[Figure content listings]
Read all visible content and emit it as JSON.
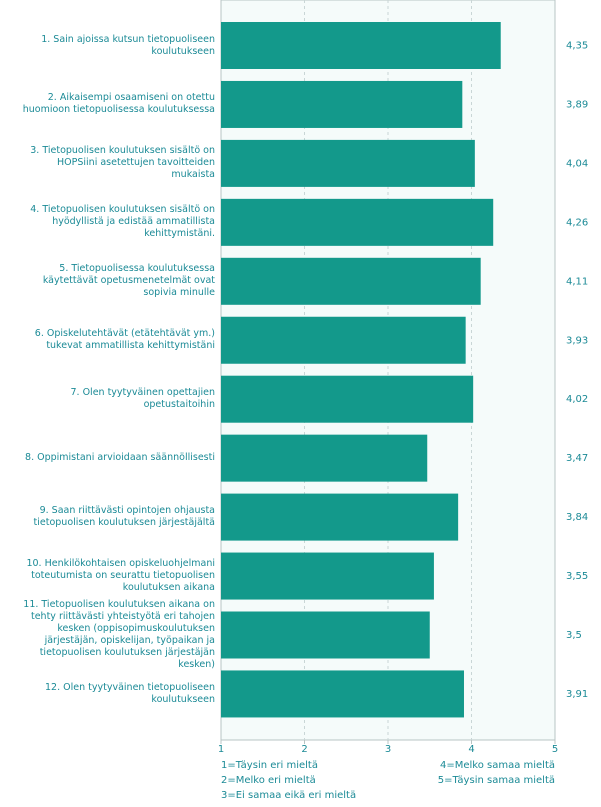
{
  "chart_data": {
    "type": "bar",
    "orientation": "horizontal",
    "categories": [
      "1. Sain ajoissa kutsun tietopuoliseen koulutukseen",
      "2. Aikaisempi osaamiseni on otettu huomioon tietopuolisessa koulutuksessa",
      "3. Tietopuolisen koulutuksen sisältö on HOPSiini asetettujen tavoitteiden mukaista",
      "4. Tietopuolisen koulutuksen sisältö on hyödyllistä ja edistää ammatillista kehittymistäni.",
      "5. Tietopuolisessa koulutuksessa käytettävät opetusmenetelmät ovat sopivia minulle",
      "6. Opiskelutehtävät (etätehtävät ym.) tukevat ammatillista kehittymistäni",
      "7. Olen tyytyväinen opettajien opetustaitoihin",
      "8. Oppimistani arvioidaan säännöllisesti",
      "9. Saan riittävästi opintojen ohjausta tietopuolisen koulutuksen järjestäjältä",
      "10. Henkilökohtaisen opiskeluohjelmani toteutumista on seurattu tietopuolisen koulutuksen aikana",
      "11. Tietopuolisen koulutuksen aikana on tehty riittävästi yhteistyötä eri tahojen kesken (oppisopimuskoulutuksen järjestäjän, opiskelijan, työpaikan ja tietopuolisen koulutuksen järjestäjän kesken)",
      "12. Olen tyytyväinen tietopuoliseen koulutukseen"
    ],
    "values": [
      4.35,
      3.89,
      4.04,
      4.26,
      4.11,
      3.93,
      4.02,
      3.47,
      3.84,
      3.55,
      3.5,
      3.91
    ],
    "value_labels": [
      "4,35",
      "3,89",
      "4,04",
      "4,26",
      "4,11",
      "3,93",
      "4,02",
      "3,47",
      "3,84",
      "3,55",
      "3,5",
      "3,91"
    ],
    "color": "#13998b",
    "xlim": [
      1,
      5
    ],
    "xticks": [
      1,
      2,
      3,
      4,
      5
    ],
    "grid": true,
    "legend_left": [
      "1=Täysin eri mieltä",
      "2=Melko eri mieltä",
      "3=Ei samaa eikä eri mieltä"
    ],
    "legend_right": [
      "4=Melko samaa mieltä",
      "5=Täysin samaa mieltä"
    ]
  }
}
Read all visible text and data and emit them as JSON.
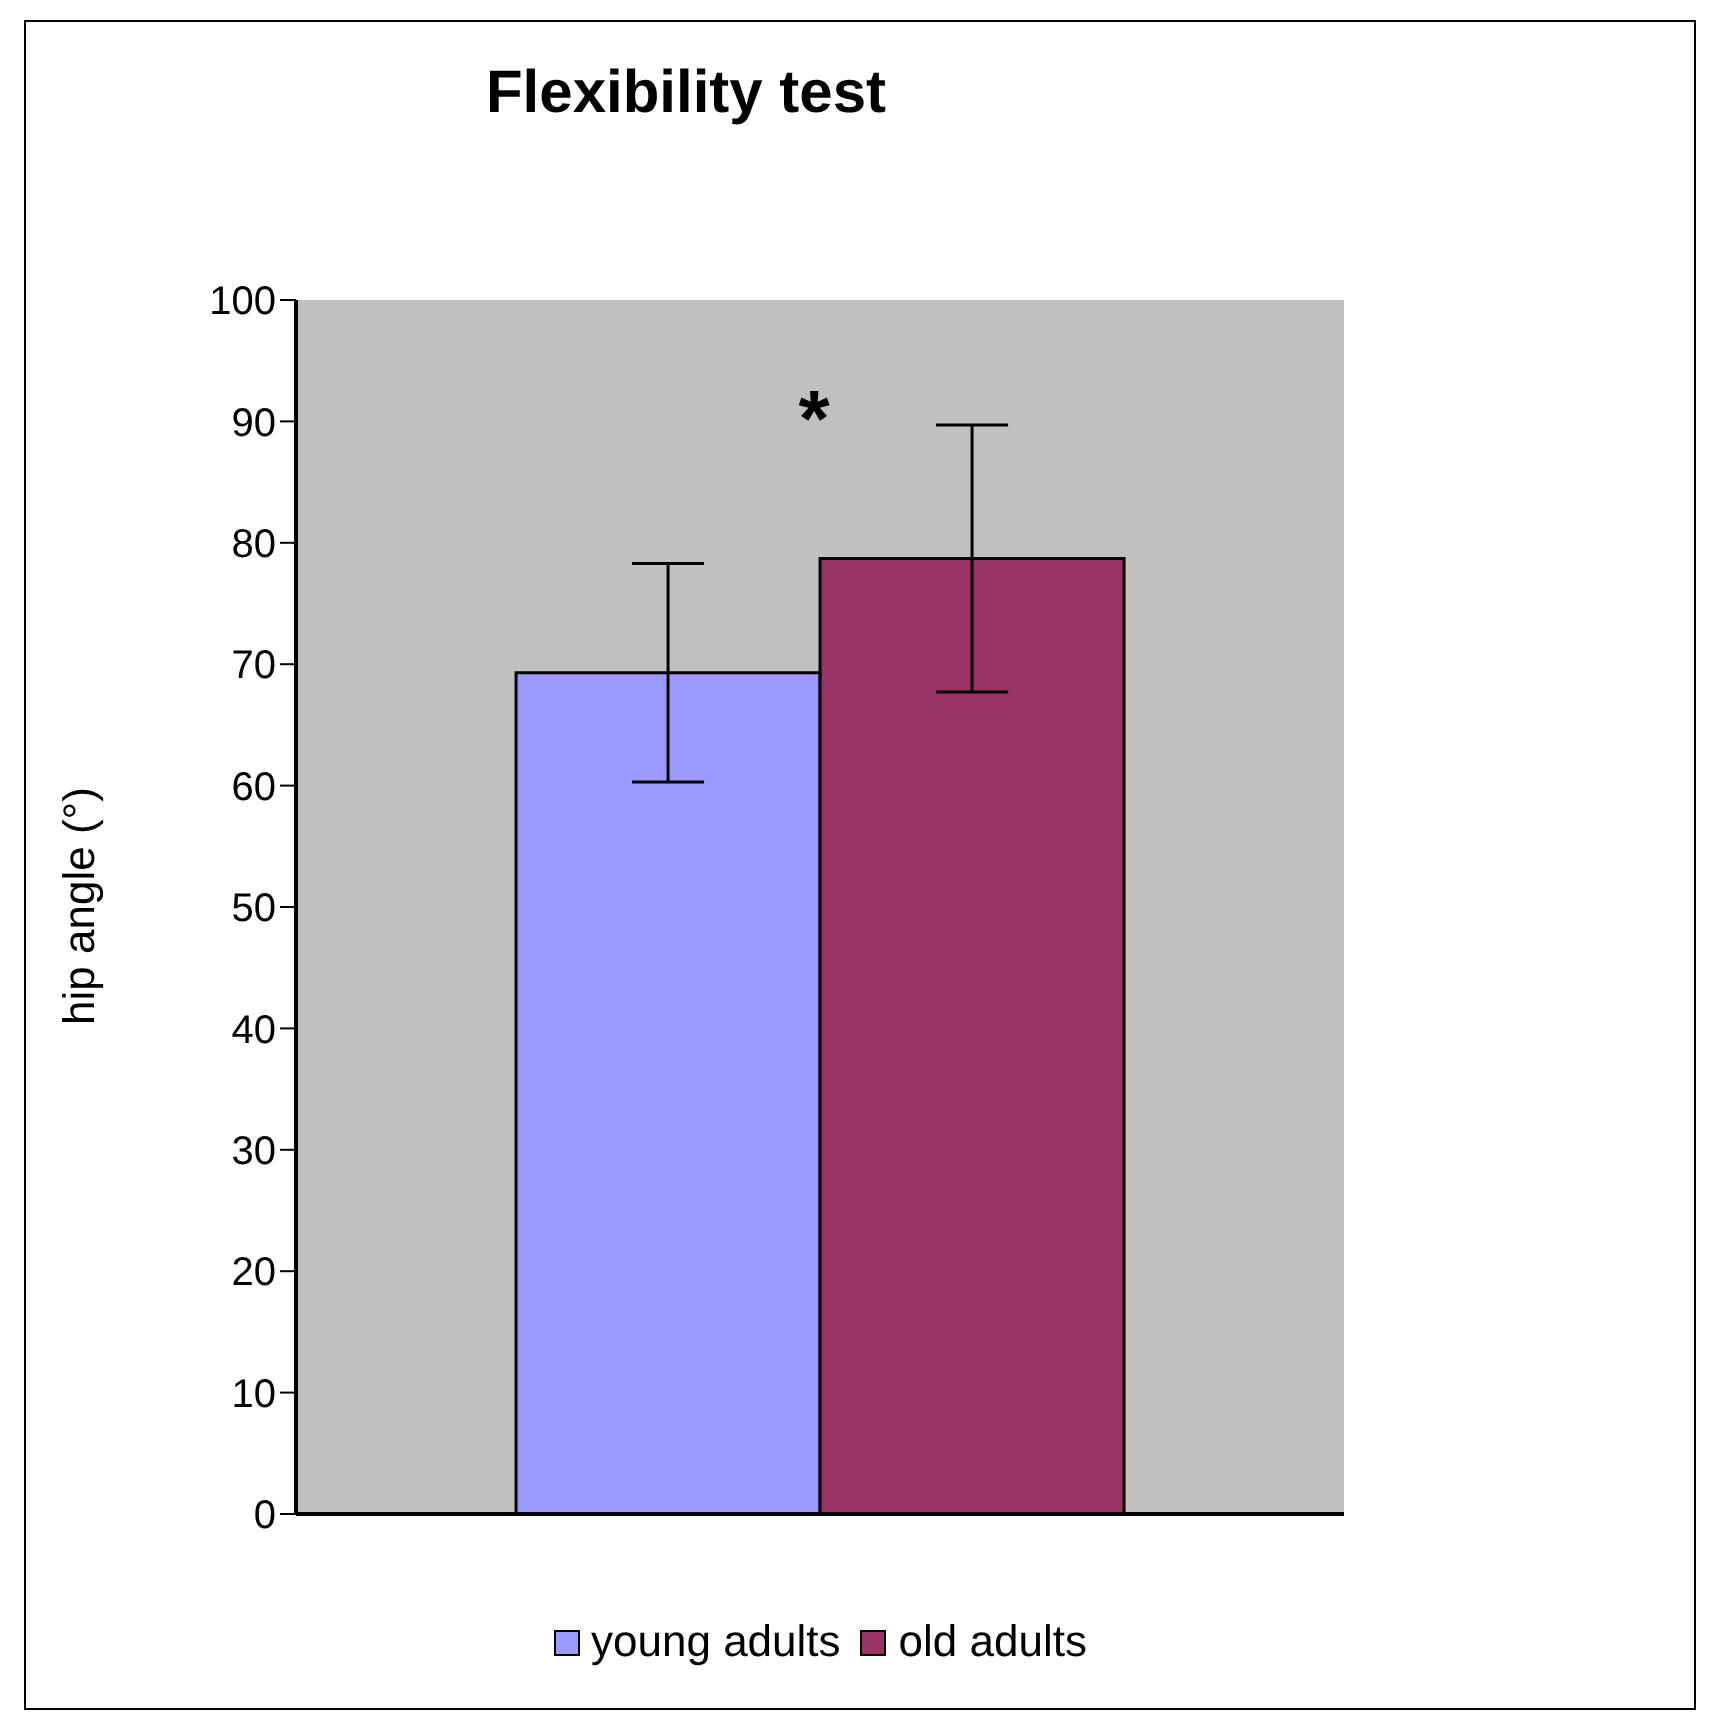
{
  "chart_data": {
    "type": "bar",
    "title": "Flexibility test",
    "ylabel": "hip angle (°)",
    "categories": [
      null
    ],
    "series": [
      {
        "name": "young adults",
        "color": "#9999ff",
        "values": [
          69.3
        ],
        "errors": [
          9
        ]
      },
      {
        "name": "old adults",
        "color": "#993366",
        "values": [
          78.7
        ],
        "errors": [
          11
        ]
      }
    ],
    "ylim": [
      0,
      100
    ],
    "yticks": [
      0,
      10,
      20,
      30,
      40,
      50,
      60,
      70,
      80,
      90,
      100
    ],
    "grid": false,
    "legend": "bottom",
    "annotations": [
      "*"
    ]
  }
}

(OBJECTIVE): Without the pictures, extract every entry verbatim.

(TASK RESPONSE):
Read all visible content and emit it as JSON.
{
  "chart_data": {
    "type": "bar",
    "orientation": "horizontal",
    "categories": [
      "1. Sain ajoissa kutsun tietopuoliseen koulutukseen",
      "2. Aikaisempi osaamiseni on otettu huomioon tietopuolisessa koulutuksessa",
      "3. Tietopuolisen koulutuksen sisältö on HOPSiini asetettujen tavoitteiden mukaista",
      "4. Tietopuolisen koulutuksen sisältö on hyödyllistä ja edistää ammatillista kehittymistäni.",
      "5. Tietopuolisessa koulutuksessa käytettävät opetusmenetelmät ovat sopivia minulle",
      "6. Opiskelutehtävät (etätehtävät ym.) tukevat ammatillista kehittymistäni",
      "7. Olen tyytyväinen opettajien opetustaitoihin",
      "8. Oppimistani arvioidaan säännöllisesti",
      "9. Saan riittävästi opintojen ohjausta tietopuolisen koulutuksen järjestäjältä",
      "10. Henkilökohtaisen opiskeluohjelmani toteutumista on seurattu tietopuolisen koulutuksen aikana",
      "11. Tietopuolisen koulutuksen aikana on tehty riittävästi yhteistyötä eri tahojen kesken (oppisopimuskoulutuksen järjestäjän, opiskelijan, työpaikan ja tietopuolisen koulutuksen järjestäjän kesken)",
      "12. Olen tyytyväinen tietopuoliseen koulutukseen"
    ],
    "values": [
      4.35,
      3.89,
      4.04,
      4.26,
      4.11,
      3.93,
      4.02,
      3.47,
      3.84,
      3.55,
      3.5,
      3.91
    ],
    "value_labels": [
      "4,35",
      "3,89",
      "4,04",
      "4,26",
      "4,11",
      "3,93",
      "4,02",
      "3,47",
      "3,84",
      "3,55",
      "3,5",
      "3,91"
    ],
    "color": "#13998b",
    "xlim": [
      1,
      5
    ],
    "xticks": [
      1,
      2,
      3,
      4,
      5
    ],
    "grid": true,
    "legend_left": [
      "1=Täysin eri mieltä",
      "2=Melko eri mieltä",
      "3=Ei samaa eikä eri mieltä"
    ],
    "legend_right": [
      "4=Melko samaa mieltä",
      "5=Täysin samaa mieltä"
    ]
  }
}
Read all visible text and data and emit them as JSON.
{
  "chart_data": {
    "type": "bar",
    "title": "Flexibility test",
    "ylabel": "hip angle (°)",
    "categories": [
      null
    ],
    "series": [
      {
        "name": "young adults",
        "color": "#9999ff",
        "values": [
          69.3
        ],
        "errors": [
          9
        ]
      },
      {
        "name": "old adults",
        "color": "#993366",
        "values": [
          78.7
        ],
        "errors": [
          11
        ]
      }
    ],
    "ylim": [
      0,
      100
    ],
    "yticks": [
      0,
      10,
      20,
      30,
      40,
      50,
      60,
      70,
      80,
      90,
      100
    ],
    "grid": false,
    "legend": "bottom",
    "annotations": [
      "*"
    ]
  }
}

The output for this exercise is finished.